→ TASK REQUIREMENTS
Pull out every line below that holds the word "screenshot".

Dataset entries
◆ ◆ ◆ ◆

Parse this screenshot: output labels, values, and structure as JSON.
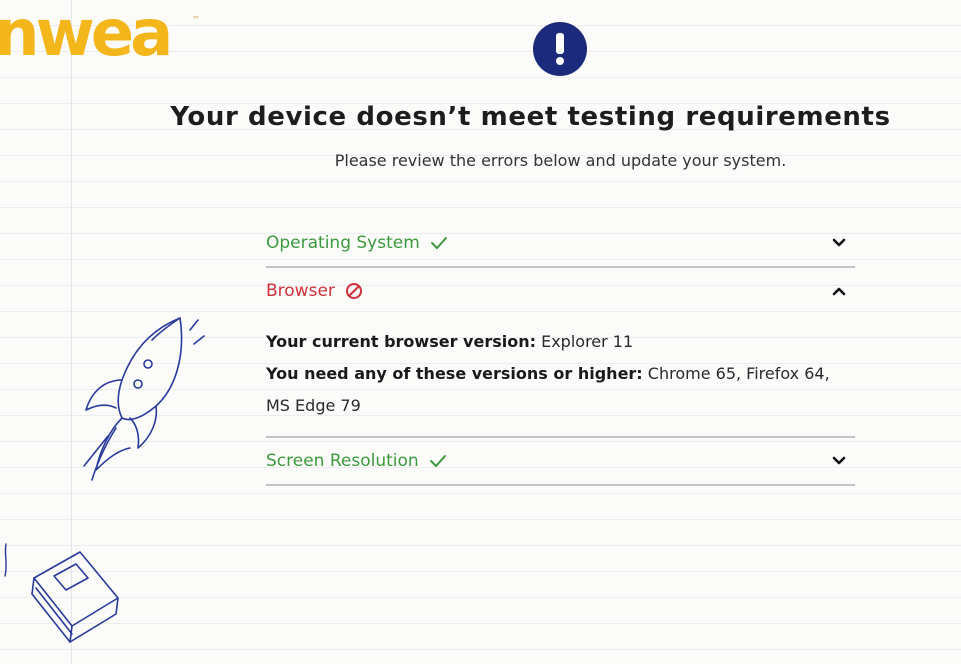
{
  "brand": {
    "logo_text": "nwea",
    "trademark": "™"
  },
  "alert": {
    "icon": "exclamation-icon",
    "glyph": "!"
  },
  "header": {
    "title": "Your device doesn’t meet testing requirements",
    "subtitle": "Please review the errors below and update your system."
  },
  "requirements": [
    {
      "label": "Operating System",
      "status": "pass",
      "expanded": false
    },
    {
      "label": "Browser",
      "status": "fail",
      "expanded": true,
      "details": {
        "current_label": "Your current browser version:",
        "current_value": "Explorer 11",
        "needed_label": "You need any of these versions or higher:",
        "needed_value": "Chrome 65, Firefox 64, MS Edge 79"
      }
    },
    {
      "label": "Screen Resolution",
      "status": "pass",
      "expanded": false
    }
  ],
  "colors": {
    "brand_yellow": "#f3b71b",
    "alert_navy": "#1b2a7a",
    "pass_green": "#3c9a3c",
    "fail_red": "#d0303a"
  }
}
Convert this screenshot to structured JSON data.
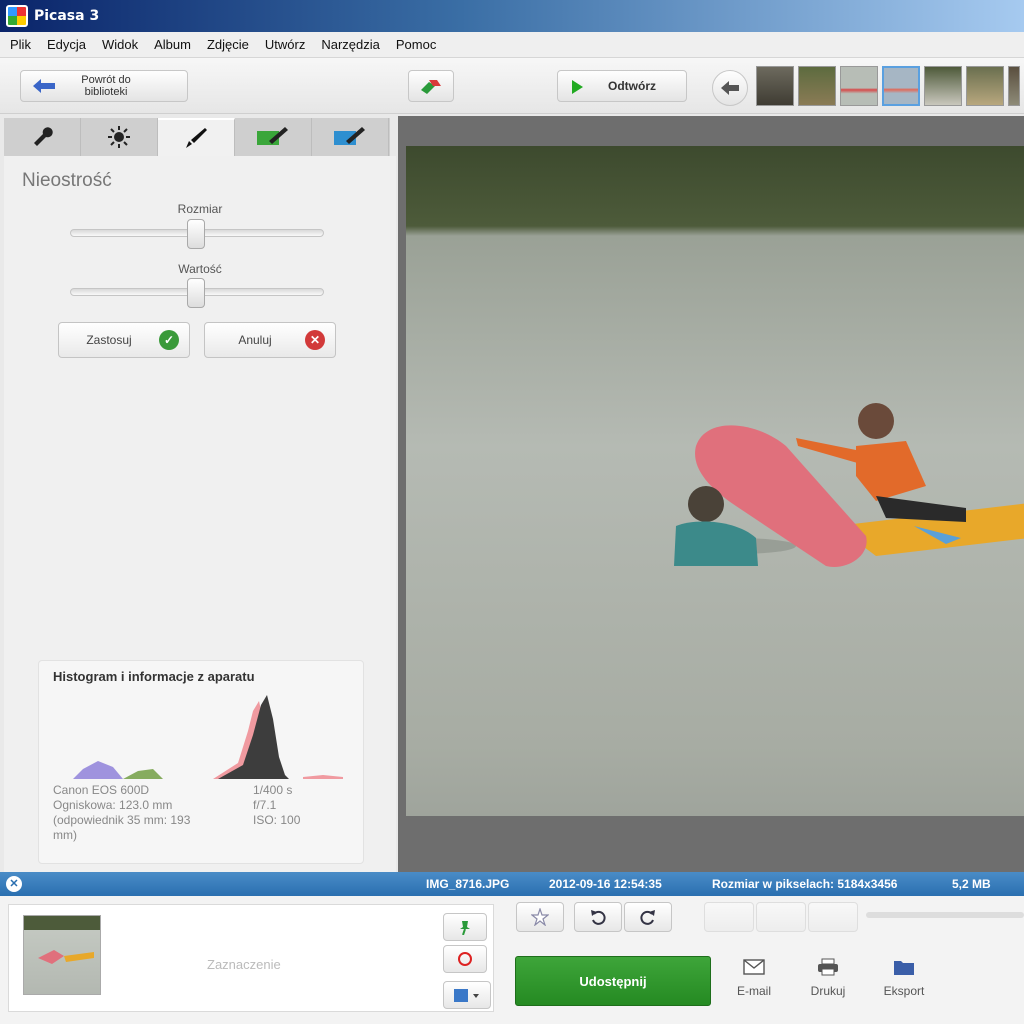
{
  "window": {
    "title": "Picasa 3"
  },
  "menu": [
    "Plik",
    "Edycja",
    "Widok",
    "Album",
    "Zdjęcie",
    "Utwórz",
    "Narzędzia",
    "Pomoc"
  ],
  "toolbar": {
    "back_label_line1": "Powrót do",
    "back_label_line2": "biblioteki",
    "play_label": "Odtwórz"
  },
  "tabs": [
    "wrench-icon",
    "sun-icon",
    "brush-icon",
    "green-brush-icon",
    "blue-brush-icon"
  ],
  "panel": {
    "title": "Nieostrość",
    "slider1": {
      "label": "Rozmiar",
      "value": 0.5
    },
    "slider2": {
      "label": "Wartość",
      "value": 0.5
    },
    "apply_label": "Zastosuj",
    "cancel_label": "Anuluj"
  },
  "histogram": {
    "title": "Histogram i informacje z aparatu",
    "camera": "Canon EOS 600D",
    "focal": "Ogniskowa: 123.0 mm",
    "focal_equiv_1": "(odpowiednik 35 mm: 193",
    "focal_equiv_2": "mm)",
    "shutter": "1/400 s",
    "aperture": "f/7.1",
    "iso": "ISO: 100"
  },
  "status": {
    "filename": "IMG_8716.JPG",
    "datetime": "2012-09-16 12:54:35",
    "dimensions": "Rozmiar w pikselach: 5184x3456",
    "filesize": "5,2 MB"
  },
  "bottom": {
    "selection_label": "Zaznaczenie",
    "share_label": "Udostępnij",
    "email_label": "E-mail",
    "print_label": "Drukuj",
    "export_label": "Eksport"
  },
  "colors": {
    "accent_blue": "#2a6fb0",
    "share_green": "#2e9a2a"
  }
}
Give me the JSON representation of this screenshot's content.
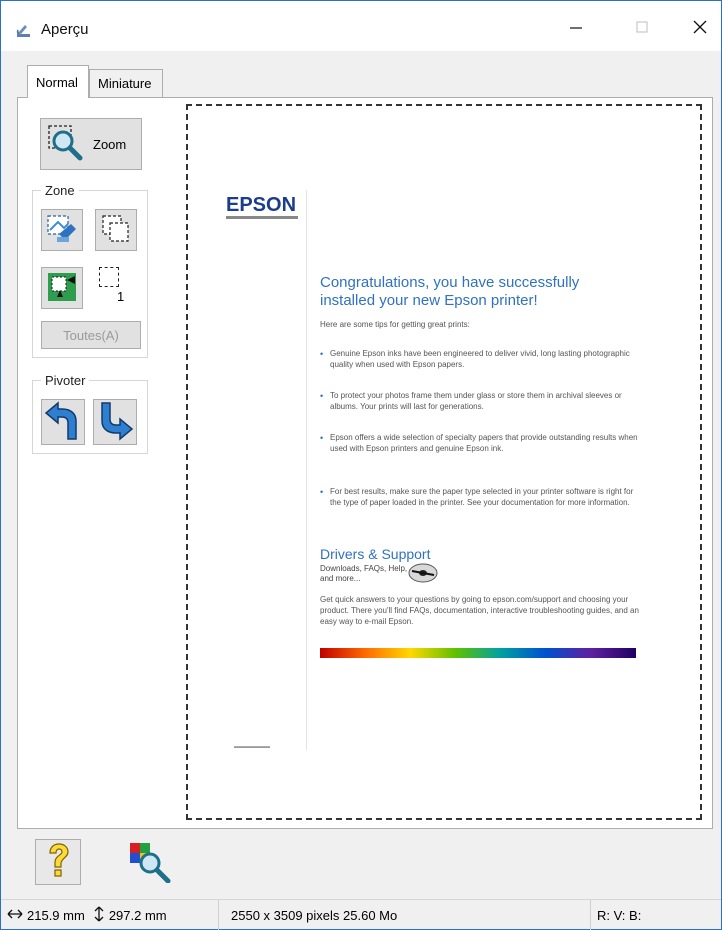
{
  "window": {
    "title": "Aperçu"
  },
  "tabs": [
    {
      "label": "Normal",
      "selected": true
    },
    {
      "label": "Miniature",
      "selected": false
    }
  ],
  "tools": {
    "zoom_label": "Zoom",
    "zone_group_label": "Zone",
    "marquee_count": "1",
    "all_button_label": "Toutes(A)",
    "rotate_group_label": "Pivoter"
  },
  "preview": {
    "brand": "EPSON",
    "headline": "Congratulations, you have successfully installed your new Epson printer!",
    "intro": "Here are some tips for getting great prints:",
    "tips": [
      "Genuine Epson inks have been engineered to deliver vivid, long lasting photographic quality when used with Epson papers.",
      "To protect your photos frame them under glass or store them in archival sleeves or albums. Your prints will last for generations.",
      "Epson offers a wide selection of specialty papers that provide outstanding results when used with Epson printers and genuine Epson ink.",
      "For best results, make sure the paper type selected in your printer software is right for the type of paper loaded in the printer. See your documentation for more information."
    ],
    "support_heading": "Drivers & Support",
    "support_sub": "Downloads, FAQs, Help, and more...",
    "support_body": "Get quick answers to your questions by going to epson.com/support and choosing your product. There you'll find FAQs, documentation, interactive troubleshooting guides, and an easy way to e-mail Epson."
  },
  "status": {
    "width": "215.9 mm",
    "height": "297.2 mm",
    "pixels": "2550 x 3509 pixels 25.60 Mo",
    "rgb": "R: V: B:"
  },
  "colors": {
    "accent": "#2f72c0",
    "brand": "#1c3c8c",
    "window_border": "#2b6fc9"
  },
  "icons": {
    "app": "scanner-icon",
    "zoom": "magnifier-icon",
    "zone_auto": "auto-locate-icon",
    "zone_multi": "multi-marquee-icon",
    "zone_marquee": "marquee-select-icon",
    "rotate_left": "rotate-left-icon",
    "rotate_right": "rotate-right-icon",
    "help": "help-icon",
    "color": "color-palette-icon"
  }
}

◆ ◆ ◆ ◆

→ COMPLETE OUTPUT
Parse this screenshot: output labels, values, and structure as JSON.
Convert this screenshot to structured JSON data.
Give me the JSON representation of this screenshot's content.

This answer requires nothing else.